■ Stored rows
☆ ☆ ☆ ☆ ☆
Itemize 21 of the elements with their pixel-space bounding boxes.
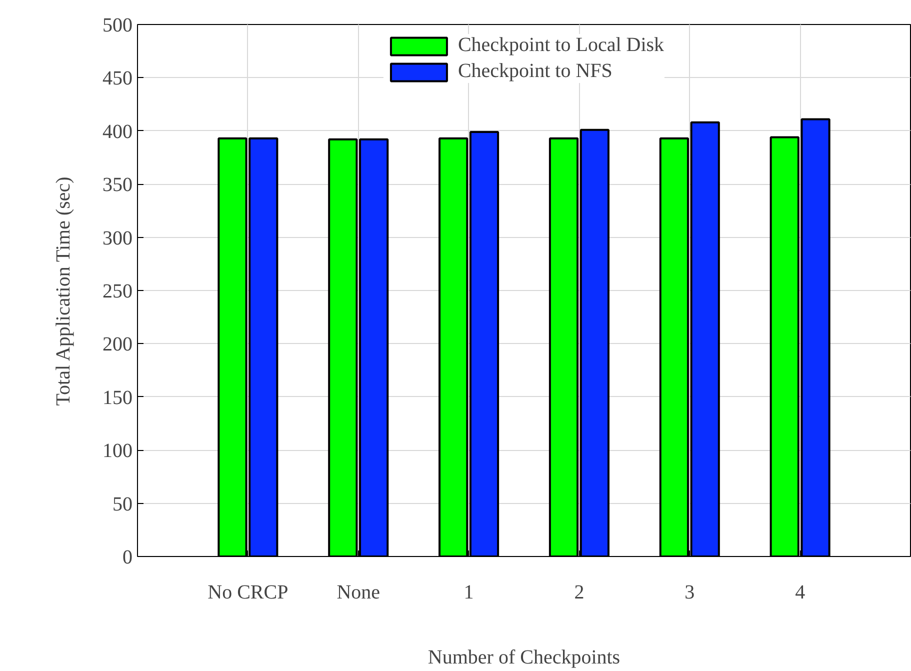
x-tick-label: 2 — [574, 582, 584, 604]
y-tick-label: 200 — [102, 334, 132, 356]
y-axis-title: Total Application Time (sec) — [52, 176, 74, 406]
x-axis-title: Number of Checkpoints — [428, 646, 620, 668]
legend-label: Checkpoint to Local Disk — [458, 34, 664, 57]
x-tick-label: No CRCP — [208, 582, 288, 604]
y-tick-label: 50 — [112, 493, 132, 516]
y-tick-label: 100 — [102, 440, 132, 462]
y-tick-label: 450 — [102, 68, 132, 90]
y-tick-label: 300 — [102, 227, 132, 250]
y-tick-label: 350 — [102, 174, 132, 196]
legend-label: Checkpoint to NFS — [458, 60, 612, 83]
y-tick-label: 400 — [102, 120, 132, 143]
y-tick-label: 150 — [102, 386, 132, 409]
y-tick-label: 250 — [102, 280, 132, 302]
y-tick-label: 0 — [122, 546, 132, 568]
y-tick-label: 500 — [102, 14, 132, 36]
x-tick-label: 4 — [795, 582, 806, 604]
x-tick-label: 1 — [464, 582, 474, 604]
x-tick-label: 3 — [684, 582, 695, 604]
x-tick-label: None — [336, 582, 380, 604]
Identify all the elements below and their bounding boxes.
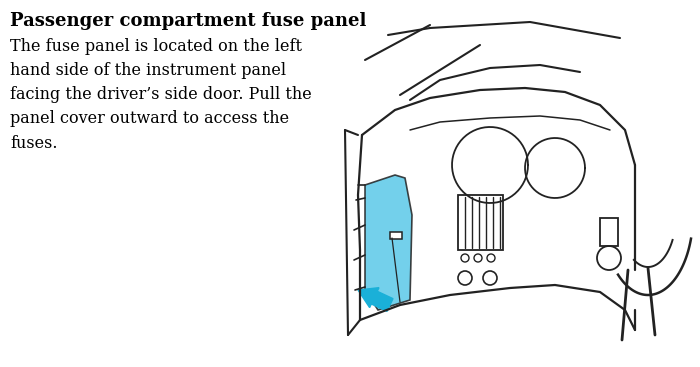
Text: The fuse panel is located on the left
hand side of the instrument panel
facing t: The fuse panel is located on the left ha… [10,38,312,152]
FancyArrow shape [358,288,393,311]
Bar [600,218,618,246]
Polygon shape [365,175,412,310]
Bar [390,232,402,239]
Bar [458,195,503,250]
Text: Passenger compartment fuse panel: Passenger compartment fuse panel [10,12,366,30]
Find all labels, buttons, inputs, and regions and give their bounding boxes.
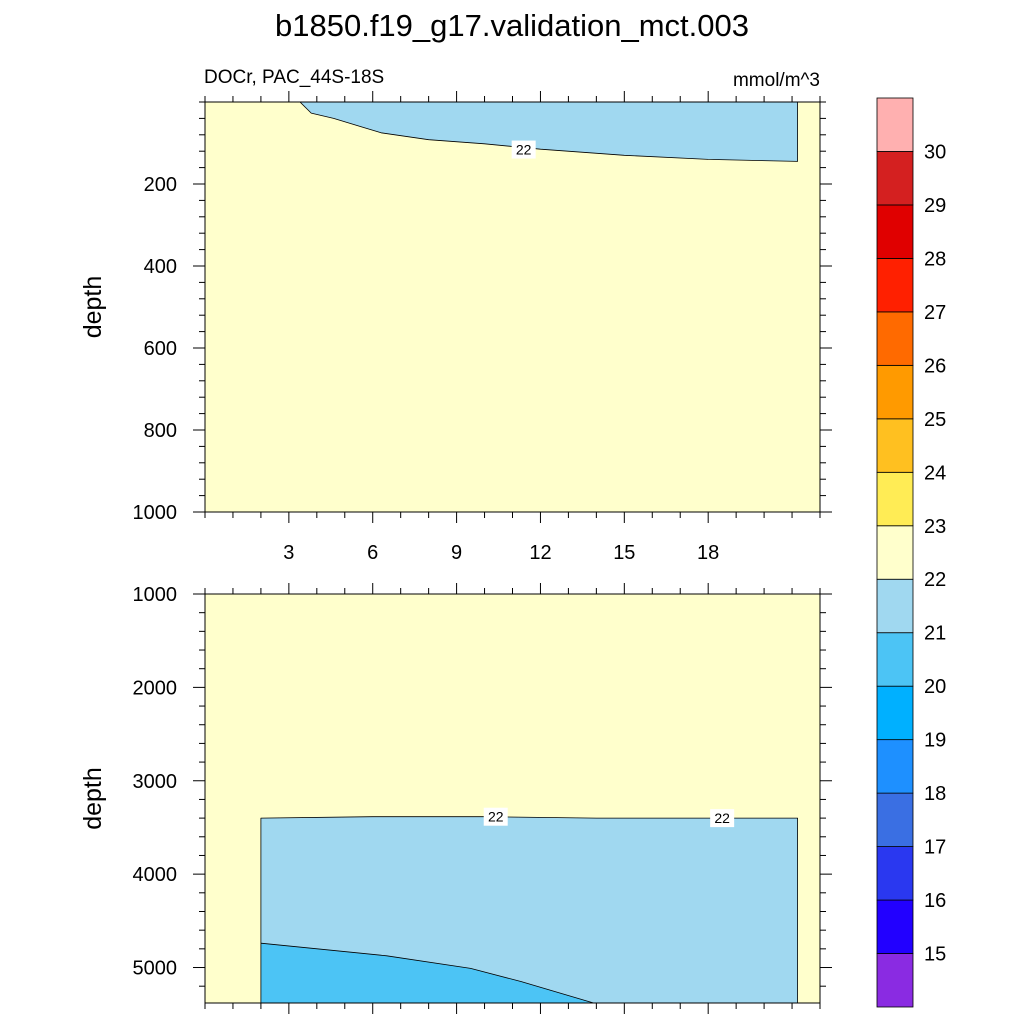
contour-label: 22	[488, 809, 504, 825]
x-tick-label: 3	[283, 542, 294, 564]
lower-panel: 1000 2000 3000 4000 5000 depth 22 22	[79, 583, 832, 1014]
colorbar-label: 21	[924, 623, 946, 645]
colorbar-label: 18	[924, 783, 946, 805]
y-tick-label: 4000	[133, 864, 178, 886]
contour-label: 22	[714, 810, 730, 826]
colorbar-label: 17	[924, 837, 946, 859]
y-tick-label: 800	[144, 420, 177, 442]
y-axis-label: depth	[79, 276, 107, 339]
x-tick-label: 12	[529, 542, 551, 564]
colorbar-label: 23	[924, 516, 946, 538]
panel-fill	[205, 102, 820, 512]
x-tick-label: 15	[613, 542, 635, 564]
contour-label-box	[511, 140, 536, 159]
chart-title: b1850.f19_g17.validation_mct.003	[275, 8, 749, 43]
contour-region-20-21-1	[260, 942, 594, 1003]
y-tick-label: 600	[144, 338, 177, 360]
contour-label-box	[483, 807, 508, 826]
y-tick-label: 1000	[133, 584, 178, 606]
x-tick-label: 9	[451, 542, 462, 564]
y-tick-label: 400	[144, 256, 177, 278]
contour-region-21-22-0	[260, 816, 798, 1003]
colorbar-swatch	[876, 471, 914, 527]
colorbar-label: 16	[924, 890, 946, 912]
variable-label: DOCr, PAC_44S-18S	[204, 67, 384, 88]
y-tick-label: 3000	[133, 771, 178, 793]
background-fill	[205, 102, 820, 512]
colorbar-label: 26	[924, 355, 946, 377]
y-tick-label: 2000	[133, 677, 178, 699]
y-tick-label: 5000	[133, 958, 178, 980]
colorbar-swatch	[876, 792, 914, 847]
colorbar-label: 22	[924, 569, 946, 591]
x-tick-label: 18	[697, 542, 719, 564]
contour-label-box	[710, 809, 735, 828]
colorbar: 15 16 17 18 19 20 21 22 23 24 25 26 27 28 29 30	[876, 97, 946, 1008]
colorbar-swatch	[876, 311, 914, 366]
upper-panel: 3 6 9 12 15 18 200 400 600 800 1000 depth 22	[79, 91, 832, 564]
colorbar-swatch	[876, 685, 914, 741]
y-tick-label: 1000	[133, 502, 178, 524]
colorbar-label: 29	[924, 195, 946, 217]
colorbar-swatch	[876, 899, 914, 954]
colorbar-swatch	[876, 739, 914, 794]
colorbar-swatch	[876, 204, 914, 259]
colorbar-label: 24	[924, 462, 946, 484]
colorbar-swatch	[876, 97, 914, 152]
y-axis-label: depth	[79, 767, 107, 830]
x-tick-label: 6	[367, 542, 378, 564]
colorbar-label: 27	[924, 302, 946, 324]
colorbar-swatch	[876, 364, 914, 420]
colorbar-label: 25	[924, 409, 946, 431]
contour-label: 22	[516, 142, 532, 158]
y-tick-label: 200	[144, 174, 177, 196]
colorbar-swatch	[876, 151, 914, 206]
panel-fill	[205, 594, 820, 1003]
units-label: mmol/m^3	[733, 70, 820, 91]
colorbar-swatch	[876, 953, 914, 1008]
colorbar-label: 30	[924, 141, 946, 163]
contour-region-21-22-0	[260, 102, 798, 162]
colorbar-label: 19	[924, 730, 946, 752]
colorbar-swatch	[876, 525, 914, 580]
colorbar-label: 20	[924, 676, 946, 698]
colorbar-swatch	[876, 258, 914, 313]
colorbar-label: 15	[924, 944, 946, 966]
colorbar-swatch	[876, 632, 914, 687]
colorbar-swatch	[876, 418, 914, 473]
colorbar-swatch	[876, 846, 914, 901]
colorbar-swatch	[876, 578, 914, 634]
colorbar-label: 28	[924, 248, 946, 270]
☆ ☆ ☆ ☆ ☆
■ Given problem
Rewrite the lines starting with the line that contains "809, 504, 825]" and going on through the line that contains "338, 177, 360]", replacing "colorbar-label" with "colorbar-tick-label" and leaving everything else unchanged. Give only those lines.

■ Task response
contour-label: 22	[488, 809, 504, 825]
x-tick-label: 3	[283, 542, 294, 564]
lower-panel: 1000 2000 3000 4000 5000 depth 22 22	[79, 583, 832, 1014]
colorbar-tick-label: 21	[924, 623, 946, 645]
colorbar-tick-label: 18	[924, 783, 946, 805]
y-tick-label: 4000	[133, 864, 178, 886]
contour-label: 22	[714, 810, 730, 826]
colorbar-tick-label: 17	[924, 837, 946, 859]
y-tick-label: 800	[144, 420, 177, 442]
y-axis-label: depth	[79, 276, 107, 339]
x-tick-label: 12	[529, 542, 551, 564]
colorbar-tick-label: 23	[924, 516, 946, 538]
panel-fill	[205, 102, 820, 512]
x-tick-label: 15	[613, 542, 635, 564]
contour-label-box	[511, 140, 536, 159]
chart-title: b1850.f19_g17.validation_mct.003	[275, 8, 749, 43]
contour-region-20-21-1	[260, 942, 594, 1003]
y-tick-label: 600	[144, 338, 177, 360]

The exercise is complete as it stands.